* Begin *
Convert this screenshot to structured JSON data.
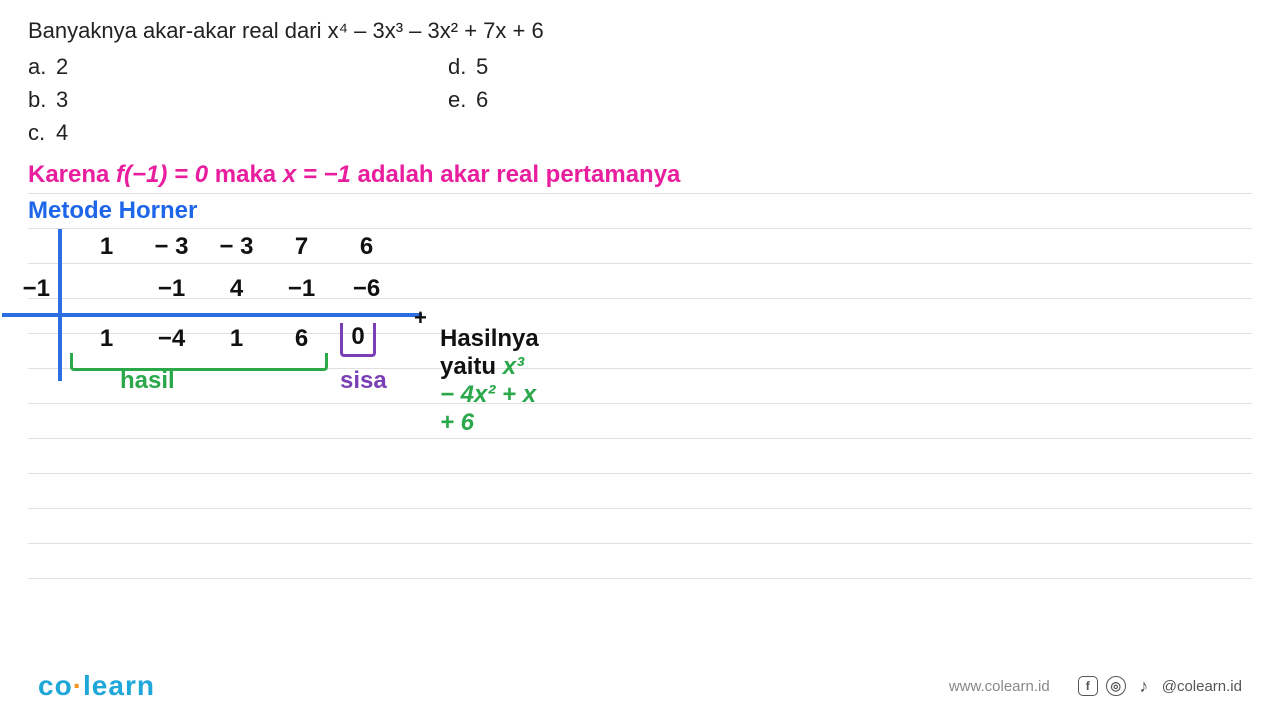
{
  "question": {
    "stem_pre": "Banyaknya akar-akar real dari ",
    "poly": "x⁴ – 3x³ – 3x² + 7x + 6",
    "options": {
      "a": "2",
      "b": "3",
      "c": "4",
      "d": "5",
      "e": "6"
    }
  },
  "solution": {
    "karena_1": "Karena ",
    "karena_f": "f(−1) = 0",
    "karena_2": " maka ",
    "karena_x": "x = −1",
    "karena_3": " adalah akar real pertamanya",
    "metode": "Metode Horner",
    "divisor": "−1",
    "row1": [
      "1",
      "− 3",
      "− 3",
      "7",
      "6"
    ],
    "row2": [
      "",
      "−1",
      "4",
      "−1",
      "−6"
    ],
    "row3": [
      "1",
      "−4",
      "1",
      "6",
      ""
    ],
    "sisa_value": "0",
    "plus": "+",
    "hasil_label": "hasil",
    "sisa_label": "sisa",
    "hasilnya_pre": "Hasilnya yaitu ",
    "hasilnya_poly": "x³ − 4x² + x + 6"
  },
  "footer": {
    "logo_a": "co",
    "logo_b": "learn",
    "url": "www.colearn.id",
    "handle": "@colearn.id"
  },
  "colors": {
    "pink": "#e91e9e",
    "blue": "#1e66e9",
    "line_blue": "#2b6fe3",
    "green": "#2aa84a",
    "purple": "#7b3fb5",
    "rule": "#e0e0e0",
    "logo_blue": "#1ea7d8",
    "logo_orange": "#f7931e"
  }
}
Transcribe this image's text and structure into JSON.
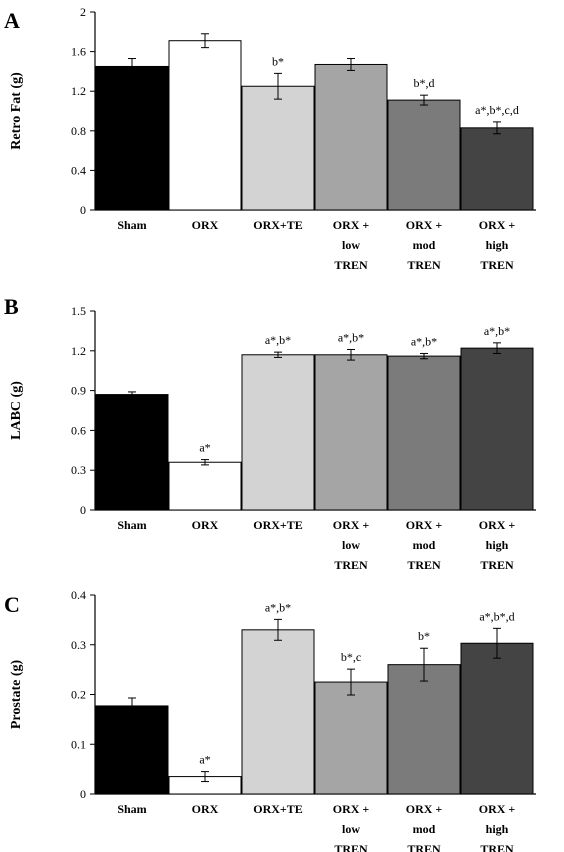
{
  "chart_data": [
    {
      "type": "bar",
      "panel": "A",
      "ylabel": "Retro Fat (g)",
      "ylim": [
        0,
        2
      ],
      "yticks": [
        "0",
        "0.4",
        "0.8",
        "1.2",
        "1.6",
        "2"
      ],
      "categories": [
        "Sham",
        "ORX",
        "ORX+TE",
        "ORX + low TREN",
        "ORX + mod TREN",
        "ORX + high TREN"
      ],
      "category_lines": [
        [
          "Sham"
        ],
        [
          "ORX"
        ],
        [
          "ORX+TE"
        ],
        [
          "ORX +",
          "low",
          "TREN"
        ],
        [
          "ORX +",
          "mod",
          "TREN"
        ],
        [
          "ORX +",
          "high",
          "TREN"
        ]
      ],
      "values": [
        1.45,
        1.71,
        1.25,
        1.47,
        1.11,
        0.83
      ],
      "errors": [
        0.08,
        0.07,
        0.13,
        0.06,
        0.05,
        0.06
      ],
      "annotations": [
        "",
        "",
        "b*",
        "",
        "b*,d",
        "a*,b*,c,d"
      ],
      "colors": [
        "#000000",
        "#ffffff",
        "#d3d3d3",
        "#a5a5a5",
        "#7b7b7b",
        "#444444"
      ]
    },
    {
      "type": "bar",
      "panel": "B",
      "ylabel": "LABC (g)",
      "ylim": [
        0,
        1.5
      ],
      "yticks": [
        "0",
        "0.3",
        "0.6",
        "0.9",
        "1.2",
        "1.5"
      ],
      "categories": [
        "Sham",
        "ORX",
        "ORX+TE",
        "ORX + low TREN",
        "ORX + mod TREN",
        "ORX + high TREN"
      ],
      "category_lines": [
        [
          "Sham"
        ],
        [
          "ORX"
        ],
        [
          "ORX+TE"
        ],
        [
          "ORX +",
          "low",
          "TREN"
        ],
        [
          "ORX +",
          "mod",
          "TREN"
        ],
        [
          "ORX +",
          "high",
          "TREN"
        ]
      ],
      "values": [
        0.87,
        0.36,
        1.17,
        1.17,
        1.16,
        1.22
      ],
      "errors": [
        0.02,
        0.02,
        0.02,
        0.04,
        0.02,
        0.04
      ],
      "annotations": [
        "",
        "a*",
        "a*,b*",
        "a*,b*",
        "a*,b*",
        "a*,b*"
      ],
      "colors": [
        "#000000",
        "#ffffff",
        "#d3d3d3",
        "#a5a5a5",
        "#7b7b7b",
        "#444444"
      ]
    },
    {
      "type": "bar",
      "panel": "C",
      "ylabel": "Prostate (g)",
      "ylim": [
        0,
        0.4
      ],
      "yticks": [
        "0",
        "0.1",
        "0.2",
        "0.3",
        "0.4"
      ],
      "categories": [
        "Sham",
        "ORX",
        "ORX+TE",
        "ORX + low TREN",
        "ORX + mod TREN",
        "ORX + high TREN"
      ],
      "category_lines": [
        [
          "Sham"
        ],
        [
          "ORX"
        ],
        [
          "ORX+TE"
        ],
        [
          "ORX +",
          "low",
          "TREN"
        ],
        [
          "ORX +",
          "mod",
          "TREN"
        ],
        [
          "ORX +",
          "high",
          "TREN"
        ]
      ],
      "values": [
        0.177,
        0.035,
        0.33,
        0.225,
        0.26,
        0.303
      ],
      "errors": [
        0.016,
        0.01,
        0.021,
        0.026,
        0.033,
        0.03
      ],
      "annotations": [
        "",
        "a*",
        "a*,b*",
        "b*,c",
        "b*",
        "a*,b*,d"
      ],
      "colors": [
        "#000000",
        "#ffffff",
        "#d3d3d3",
        "#a5a5a5",
        "#7b7b7b",
        "#444444"
      ]
    }
  ]
}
* End *
All of the lines above should be retyped precisely, apart from the pictures.

**ANSWER TO THE EXERCISE:**
Convert this screenshot to structured JSON data.
{
  "question": {
    "stem_pre": "Banyaknya akar-akar real dari ",
    "poly": "x⁴ – 3x³ – 3x² + 7x + 6",
    "options": {
      "a": "2",
      "b": "3",
      "c": "4",
      "d": "5",
      "e": "6"
    }
  },
  "solution": {
    "karena_1": "Karena ",
    "karena_f": "f(−1) = 0",
    "karena_2": " maka ",
    "karena_x": "x = −1",
    "karena_3": " adalah akar real pertamanya",
    "metode": "Metode Horner",
    "divisor": "−1",
    "row1": [
      "1",
      "− 3",
      "− 3",
      "7",
      "6"
    ],
    "row2": [
      "",
      "−1",
      "4",
      "−1",
      "−6"
    ],
    "row3": [
      "1",
      "−4",
      "1",
      "6",
      ""
    ],
    "sisa_value": "0",
    "plus": "+",
    "hasil_label": "hasil",
    "sisa_label": "sisa",
    "hasilnya_pre": "Hasilnya yaitu ",
    "hasilnya_poly": "x³ − 4x² + x + 6"
  },
  "footer": {
    "logo_a": "co",
    "logo_b": "learn",
    "url": "www.colearn.id",
    "handle": "@colearn.id"
  },
  "colors": {
    "pink": "#e91e9e",
    "blue": "#1e66e9",
    "line_blue": "#2b6fe3",
    "green": "#2aa84a",
    "purple": "#7b3fb5",
    "rule": "#e0e0e0",
    "logo_blue": "#1ea7d8",
    "logo_orange": "#f7931e"
  }
}
Transcribe this image's text and structure into JSON.
{
  "chart_data": [
    {
      "type": "bar",
      "panel": "A",
      "ylabel": "Retro Fat (g)",
      "ylim": [
        0,
        2
      ],
      "yticks": [
        "0",
        "0.4",
        "0.8",
        "1.2",
        "1.6",
        "2"
      ],
      "categories": [
        "Sham",
        "ORX",
        "ORX+TE",
        "ORX + low TREN",
        "ORX + mod TREN",
        "ORX + high TREN"
      ],
      "category_lines": [
        [
          "Sham"
        ],
        [
          "ORX"
        ],
        [
          "ORX+TE"
        ],
        [
          "ORX +",
          "low",
          "TREN"
        ],
        [
          "ORX +",
          "mod",
          "TREN"
        ],
        [
          "ORX +",
          "high",
          "TREN"
        ]
      ],
      "values": [
        1.45,
        1.71,
        1.25,
        1.47,
        1.11,
        0.83
      ],
      "errors": [
        0.08,
        0.07,
        0.13,
        0.06,
        0.05,
        0.06
      ],
      "annotations": [
        "",
        "",
        "b*",
        "",
        "b*,d",
        "a*,b*,c,d"
      ],
      "colors": [
        "#000000",
        "#ffffff",
        "#d3d3d3",
        "#a5a5a5",
        "#7b7b7b",
        "#444444"
      ]
    },
    {
      "type": "bar",
      "panel": "B",
      "ylabel": "LABC (g)",
      "ylim": [
        0,
        1.5
      ],
      "yticks": [
        "0",
        "0.3",
        "0.6",
        "0.9",
        "1.2",
        "1.5"
      ],
      "categories": [
        "Sham",
        "ORX",
        "ORX+TE",
        "ORX + low TREN",
        "ORX + mod TREN",
        "ORX + high TREN"
      ],
      "category_lines": [
        [
          "Sham"
        ],
        [
          "ORX"
        ],
        [
          "ORX+TE"
        ],
        [
          "ORX +",
          "low",
          "TREN"
        ],
        [
          "ORX +",
          "mod",
          "TREN"
        ],
        [
          "ORX +",
          "high",
          "TREN"
        ]
      ],
      "values": [
        0.87,
        0.36,
        1.17,
        1.17,
        1.16,
        1.22
      ],
      "errors": [
        0.02,
        0.02,
        0.02,
        0.04,
        0.02,
        0.04
      ],
      "annotations": [
        "",
        "a*",
        "a*,b*",
        "a*,b*",
        "a*,b*",
        "a*,b*"
      ],
      "colors": [
        "#000000",
        "#ffffff",
        "#d3d3d3",
        "#a5a5a5",
        "#7b7b7b",
        "#444444"
      ]
    },
    {
      "type": "bar",
      "panel": "C",
      "ylabel": "Prostate (g)",
      "ylim": [
        0,
        0.4
      ],
      "yticks": [
        "0",
        "0.1",
        "0.2",
        "0.3",
        "0.4"
      ],
      "categories": [
        "Sham",
        "ORX",
        "ORX+TE",
        "ORX + low TREN",
        "ORX + mod TREN",
        "ORX + high TREN"
      ],
      "category_lines": [
        [
          "Sham"
        ],
        [
          "ORX"
        ],
        [
          "ORX+TE"
        ],
        [
          "ORX +",
          "low",
          "TREN"
        ],
        [
          "ORX +",
          "mod",
          "TREN"
        ],
        [
          "ORX +",
          "high",
          "TREN"
        ]
      ],
      "values": [
        0.177,
        0.035,
        0.33,
        0.225,
        0.26,
        0.303
      ],
      "errors": [
        0.016,
        0.01,
        0.021,
        0.026,
        0.033,
        0.03
      ],
      "annotations": [
        "",
        "a*",
        "a*,b*",
        "b*,c",
        "b*",
        "a*,b*,d"
      ],
      "colors": [
        "#000000",
        "#ffffff",
        "#d3d3d3",
        "#a5a5a5",
        "#7b7b7b",
        "#444444"
      ]
    }
  ]
}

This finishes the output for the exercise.